» Provided text
DOI: 10.1002/alz.071217 ISSN: 1552-5260

Aligning the Alzheimer’s biomarker validation framework to technology readiness levels

Marina Boccardi, Adriano Savoini, Valérie Daussin, Jan Alexandersson, Stefan Teipel, Miháli Héder
  • Psychiatry and Mental health
  • Cellular and Molecular Neuroscience
  • Geriatrics and Gerontology
  • Neurology (clinical)
  • Developmental Neuroscience
  • Health Policy
  • Epidemiology



Technology readiness levels (TRL), used in technological R&D, also frame European Commission biomedical funding frameworks. Providing an adaptation to biomarker development would improve communication with industry, align stakeholders and professionals, reduce risk of development failure, costs and waste. Here, we aim to align TRLs with the Strategic Biomarker Roadmap (SBR) defined to validate biomarkers for Alzheimer’s disease (AD) and related disorders.


We analyzed the NASA definition of TLR phases and a previously proposed adaptation to the biomedical field. We drafted an alignment of TRLs with the SBR Phases and Aims. We refined such alignment through discussion and consensus among coauthors and outlined discrepancies, gaps and SBR limitations relative to the TRL framework, to improve the development process for future biomarkers.

» Study material

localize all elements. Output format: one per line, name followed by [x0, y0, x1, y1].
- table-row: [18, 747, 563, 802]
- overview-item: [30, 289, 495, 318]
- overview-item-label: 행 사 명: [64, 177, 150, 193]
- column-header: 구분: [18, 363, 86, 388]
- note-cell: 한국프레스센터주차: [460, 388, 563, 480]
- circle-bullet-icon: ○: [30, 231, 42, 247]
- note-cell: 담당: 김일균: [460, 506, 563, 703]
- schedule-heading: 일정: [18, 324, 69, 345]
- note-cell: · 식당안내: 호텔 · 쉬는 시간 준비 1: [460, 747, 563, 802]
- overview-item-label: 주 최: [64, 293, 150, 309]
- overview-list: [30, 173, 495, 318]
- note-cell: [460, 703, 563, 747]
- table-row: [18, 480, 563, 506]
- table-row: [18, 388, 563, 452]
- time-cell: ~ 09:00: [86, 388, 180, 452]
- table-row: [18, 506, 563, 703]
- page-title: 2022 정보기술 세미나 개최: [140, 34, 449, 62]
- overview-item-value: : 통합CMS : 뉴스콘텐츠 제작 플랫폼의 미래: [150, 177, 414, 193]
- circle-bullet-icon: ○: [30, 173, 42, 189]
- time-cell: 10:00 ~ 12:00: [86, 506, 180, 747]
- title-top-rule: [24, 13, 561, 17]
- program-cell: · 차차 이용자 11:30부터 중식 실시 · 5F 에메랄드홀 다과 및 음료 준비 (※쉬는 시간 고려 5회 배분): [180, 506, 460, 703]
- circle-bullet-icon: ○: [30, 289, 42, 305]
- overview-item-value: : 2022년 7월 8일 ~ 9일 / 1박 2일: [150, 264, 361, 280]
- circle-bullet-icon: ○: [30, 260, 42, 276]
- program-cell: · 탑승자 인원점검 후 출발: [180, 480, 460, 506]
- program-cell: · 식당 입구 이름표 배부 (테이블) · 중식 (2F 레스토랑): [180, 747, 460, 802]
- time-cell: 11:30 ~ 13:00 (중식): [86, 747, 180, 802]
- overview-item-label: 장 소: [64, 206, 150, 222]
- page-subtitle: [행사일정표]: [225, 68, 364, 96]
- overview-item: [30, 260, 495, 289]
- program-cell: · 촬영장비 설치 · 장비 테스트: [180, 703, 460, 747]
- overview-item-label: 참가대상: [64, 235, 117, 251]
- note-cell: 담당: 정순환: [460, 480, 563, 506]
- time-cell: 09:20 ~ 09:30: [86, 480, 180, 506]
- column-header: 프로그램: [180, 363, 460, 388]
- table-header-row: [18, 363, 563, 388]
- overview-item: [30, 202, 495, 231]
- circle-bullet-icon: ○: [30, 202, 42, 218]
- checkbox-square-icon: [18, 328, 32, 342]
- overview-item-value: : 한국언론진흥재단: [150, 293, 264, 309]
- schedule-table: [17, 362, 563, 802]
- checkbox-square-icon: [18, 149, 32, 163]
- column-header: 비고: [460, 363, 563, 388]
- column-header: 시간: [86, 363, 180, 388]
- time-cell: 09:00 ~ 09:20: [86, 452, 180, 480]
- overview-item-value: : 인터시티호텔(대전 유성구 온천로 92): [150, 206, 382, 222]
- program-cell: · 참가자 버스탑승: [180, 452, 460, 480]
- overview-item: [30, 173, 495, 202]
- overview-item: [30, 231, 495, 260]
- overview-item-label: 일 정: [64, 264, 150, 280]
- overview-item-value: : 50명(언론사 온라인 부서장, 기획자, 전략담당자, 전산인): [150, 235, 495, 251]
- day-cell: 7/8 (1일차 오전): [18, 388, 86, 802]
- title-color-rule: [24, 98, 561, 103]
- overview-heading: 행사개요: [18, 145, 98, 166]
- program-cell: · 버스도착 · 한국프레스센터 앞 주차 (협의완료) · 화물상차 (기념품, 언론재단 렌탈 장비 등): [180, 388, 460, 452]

» Actions to take
1. In the abstract on aligning the Alzheimer's biomarker validation framework to technology readiness levels, which framework do the authors aim to align TRLs with?
2. Continue the abstract on aligning Alzheimer's biomarker validation with technology readiness levels, starting after its final sentence.

» Answers by item
1. The Strategic Biomarker Roadmap (SBR), which was defined to validate biomarkers for Alzheimer's disease and related disorders.

2.
The SBR covers all of the 9 TRLs. The demonstration of Analytical Validity entails TRLs_1‐4. Specifically, the SBR Phase_1 includes TRLs_1‐2; Phase_2 Primary Aim (PA) corresponds to TRL_3, and Phase_2 Secondary Aims (SAs) to TRL_4. Clinical Validity entails TRLs_5‐8. Specifically, the SBR Phase_3 corresponds to TRL_5, while TRLs_6‐8 correspond respectively to Phase_4 PA, SAs, and full completion. Demonstration of Clinical Utility corresponds to TRL_9. Despite such correspondence, the SBR entails only biomarker diagnostic performance and utility. Aspects like manufacturing and usability, fundamental in the TRL framework as well as in the previous biomedical adaptation, are still lacking. The definition of tools (e.g., Target Product Profile, introduced at TRL 3 in the biomedical adaptation) may help complement the SBR in this direction.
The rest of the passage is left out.